**Data shown:**
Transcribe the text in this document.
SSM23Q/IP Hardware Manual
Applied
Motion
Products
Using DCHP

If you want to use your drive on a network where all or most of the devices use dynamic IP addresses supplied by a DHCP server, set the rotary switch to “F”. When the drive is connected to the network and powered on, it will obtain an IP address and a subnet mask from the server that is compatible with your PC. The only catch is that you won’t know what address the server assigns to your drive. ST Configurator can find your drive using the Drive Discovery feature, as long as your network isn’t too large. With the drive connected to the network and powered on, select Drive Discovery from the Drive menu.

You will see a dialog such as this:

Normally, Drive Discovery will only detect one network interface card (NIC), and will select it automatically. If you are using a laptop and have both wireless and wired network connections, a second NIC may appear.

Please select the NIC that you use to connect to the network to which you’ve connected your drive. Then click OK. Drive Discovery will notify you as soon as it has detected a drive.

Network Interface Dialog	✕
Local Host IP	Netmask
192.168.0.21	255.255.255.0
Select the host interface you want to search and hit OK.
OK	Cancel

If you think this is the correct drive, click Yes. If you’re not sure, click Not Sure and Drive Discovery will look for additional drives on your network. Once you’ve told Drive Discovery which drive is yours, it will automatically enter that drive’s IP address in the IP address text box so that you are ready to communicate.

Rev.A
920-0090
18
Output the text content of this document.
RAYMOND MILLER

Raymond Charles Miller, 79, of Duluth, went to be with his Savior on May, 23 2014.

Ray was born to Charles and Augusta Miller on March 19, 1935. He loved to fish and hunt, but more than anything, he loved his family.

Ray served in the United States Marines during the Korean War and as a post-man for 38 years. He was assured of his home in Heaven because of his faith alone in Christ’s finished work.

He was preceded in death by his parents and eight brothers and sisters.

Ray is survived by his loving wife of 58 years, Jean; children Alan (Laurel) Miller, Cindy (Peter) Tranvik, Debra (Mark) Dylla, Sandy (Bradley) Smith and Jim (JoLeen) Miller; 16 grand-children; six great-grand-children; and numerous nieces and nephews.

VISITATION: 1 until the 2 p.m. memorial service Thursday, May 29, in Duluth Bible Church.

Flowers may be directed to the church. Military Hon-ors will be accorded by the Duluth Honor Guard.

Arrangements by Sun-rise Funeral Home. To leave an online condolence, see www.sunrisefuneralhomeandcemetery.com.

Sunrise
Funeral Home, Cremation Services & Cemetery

**What is being asked:**
Transcribe all the entries, keeping each one exactly as it is.

**Response to the task:**
Transcribe the text in this document.
SSM23Q/IP Hardware Manual
Applied
Motion
Products
Using DCHP

If you want to use your drive on a network where all or most of the devices use dynamic IP addresses supplied by a DHCP server, set the rotary switch to “F”. When the drive is connected to the network and powered on, it will obtain an IP address and a subnet mask from the server that is compatible with your PC. The only catch is that you won’t know what address the server assigns to your drive. ST Configurator can find your drive using the Drive Discovery feature, as long as your network isn’t too large. With the drive connected to the network and powered on, select Drive Discovery from the Drive menu.

You will see a dialog such as this:

Normally, Drive Discovery will only detect one network interface card (NIC), and will select it automatically. If you are using a laptop and have both wireless and wired network connections, a second NIC may appear.

Please select the NIC that you use to connect to the network to which you’ve connected your drive. Then click OK. Drive Discovery will notify you as soon as it has detected a drive.

Network Interface Dialog	✕
Local Host IP	Netmask
192.168.0.21	255.255.255.0
Select the host interface you want to search and hit OK.
OK	Cancel

If you think this is the correct drive, click Yes. If you’re not sure, click Not Sure and Drive Discovery will look for additional drives on your network. Once you’ve told Drive Discovery which drive is yours, it will automatically enter that drive’s IP address in the IP address text box so that you are ready to communicate.

Rev.A
920-0090
18
Output the text content of this document.
RAYMOND MILLER

Raymond Charles Miller, 79, of Duluth, went to be with his Savior on May, 23 2014.

Ray was born to Charles and Augusta Miller on March 19, 1935. He loved to fish and hunt, but more than anything, he loved his family.

Ray served in the United States Marines during the Korean War and as a post-man for 38 years. He was assured of his home in Heaven because of his faith alone in Christ’s finished work.

He was preceded in death by his parents and eight brothers and sisters.

Ray is survived by his loving wife of 58 years, Jean; children Alan (Laurel) Miller, Cindy (Peter) Tranvik, Debra (Mark) Dylla, Sandy (Bradley) Smith and Jim (JoLeen) Miller; 16 grand-children; six great-grand-children; and numerous nieces and nephews.

VISITATION: 1 until the 2 p.m. memorial service Thursday, May 29, in Duluth Bible Church.

Flowers may be directed to the church. Military Hon-ors will be accorded by the Duluth Honor Guard.

Arrangements by Sun-rise Funeral Home. To leave an online condolence, see www.sunrisefuneralhomeandcemetery.com.

Sunrise
Funeral Home, Cremation Services & Cemetery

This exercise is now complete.